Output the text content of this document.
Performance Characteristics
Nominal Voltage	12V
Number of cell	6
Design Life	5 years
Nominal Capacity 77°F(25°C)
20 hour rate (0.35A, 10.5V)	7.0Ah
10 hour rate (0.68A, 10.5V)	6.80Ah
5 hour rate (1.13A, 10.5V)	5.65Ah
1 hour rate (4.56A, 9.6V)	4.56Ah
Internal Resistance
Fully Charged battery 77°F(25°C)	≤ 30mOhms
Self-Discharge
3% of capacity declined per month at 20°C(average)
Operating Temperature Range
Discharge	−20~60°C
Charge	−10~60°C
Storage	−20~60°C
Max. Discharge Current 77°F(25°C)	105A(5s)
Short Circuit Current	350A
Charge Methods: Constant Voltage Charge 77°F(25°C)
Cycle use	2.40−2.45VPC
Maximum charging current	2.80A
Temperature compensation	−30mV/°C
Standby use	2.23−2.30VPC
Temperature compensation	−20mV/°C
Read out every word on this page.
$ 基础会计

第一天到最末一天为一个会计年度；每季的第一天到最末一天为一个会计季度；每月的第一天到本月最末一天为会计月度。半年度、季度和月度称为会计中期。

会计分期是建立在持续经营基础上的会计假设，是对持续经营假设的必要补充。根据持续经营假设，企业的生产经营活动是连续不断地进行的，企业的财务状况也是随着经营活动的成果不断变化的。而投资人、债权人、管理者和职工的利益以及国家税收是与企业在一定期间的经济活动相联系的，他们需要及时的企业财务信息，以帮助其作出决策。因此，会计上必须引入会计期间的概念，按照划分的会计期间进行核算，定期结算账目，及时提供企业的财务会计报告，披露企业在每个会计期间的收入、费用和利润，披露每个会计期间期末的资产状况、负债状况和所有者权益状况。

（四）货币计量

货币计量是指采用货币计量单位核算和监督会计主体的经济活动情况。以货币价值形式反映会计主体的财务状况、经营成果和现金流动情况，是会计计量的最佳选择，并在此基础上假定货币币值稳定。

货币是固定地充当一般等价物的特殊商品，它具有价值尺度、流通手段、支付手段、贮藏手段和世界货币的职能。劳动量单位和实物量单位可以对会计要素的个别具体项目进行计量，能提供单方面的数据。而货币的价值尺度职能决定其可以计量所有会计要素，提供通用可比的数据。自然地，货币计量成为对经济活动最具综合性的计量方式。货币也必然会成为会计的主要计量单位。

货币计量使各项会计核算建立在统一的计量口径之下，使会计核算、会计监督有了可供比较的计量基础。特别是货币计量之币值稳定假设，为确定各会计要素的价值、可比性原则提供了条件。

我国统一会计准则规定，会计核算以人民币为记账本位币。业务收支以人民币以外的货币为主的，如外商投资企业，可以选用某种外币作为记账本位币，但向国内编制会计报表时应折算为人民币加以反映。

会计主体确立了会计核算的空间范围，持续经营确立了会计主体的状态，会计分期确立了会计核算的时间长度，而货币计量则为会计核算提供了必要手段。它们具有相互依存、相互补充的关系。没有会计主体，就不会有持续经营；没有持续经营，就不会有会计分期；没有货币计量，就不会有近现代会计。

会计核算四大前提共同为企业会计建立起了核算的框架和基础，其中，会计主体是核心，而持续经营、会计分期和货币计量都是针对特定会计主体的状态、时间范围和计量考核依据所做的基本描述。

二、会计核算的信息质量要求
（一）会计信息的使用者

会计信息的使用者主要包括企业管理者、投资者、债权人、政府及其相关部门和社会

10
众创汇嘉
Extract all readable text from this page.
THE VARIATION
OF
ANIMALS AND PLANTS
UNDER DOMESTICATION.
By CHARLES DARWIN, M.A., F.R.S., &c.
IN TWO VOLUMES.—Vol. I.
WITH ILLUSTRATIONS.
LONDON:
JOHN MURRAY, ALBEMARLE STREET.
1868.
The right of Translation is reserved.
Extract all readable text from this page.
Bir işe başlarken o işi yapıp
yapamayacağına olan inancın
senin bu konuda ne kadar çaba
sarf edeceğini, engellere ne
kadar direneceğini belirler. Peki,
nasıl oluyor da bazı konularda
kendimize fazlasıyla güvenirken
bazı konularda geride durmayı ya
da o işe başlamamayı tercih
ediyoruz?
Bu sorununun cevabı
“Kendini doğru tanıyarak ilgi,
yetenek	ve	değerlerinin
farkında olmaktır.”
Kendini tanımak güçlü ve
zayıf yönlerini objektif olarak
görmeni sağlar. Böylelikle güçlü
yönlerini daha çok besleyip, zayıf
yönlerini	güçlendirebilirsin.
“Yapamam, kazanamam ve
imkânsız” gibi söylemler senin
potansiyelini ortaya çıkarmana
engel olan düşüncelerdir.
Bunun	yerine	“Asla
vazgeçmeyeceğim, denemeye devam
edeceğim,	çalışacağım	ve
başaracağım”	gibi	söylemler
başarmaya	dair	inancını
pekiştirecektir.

Problem.
Your task is to gather every line with the word "kadar" and copy it.

Reply to the task.
senin bu konuda ne kadar çaba
kadar direneceğini belirler. Peki,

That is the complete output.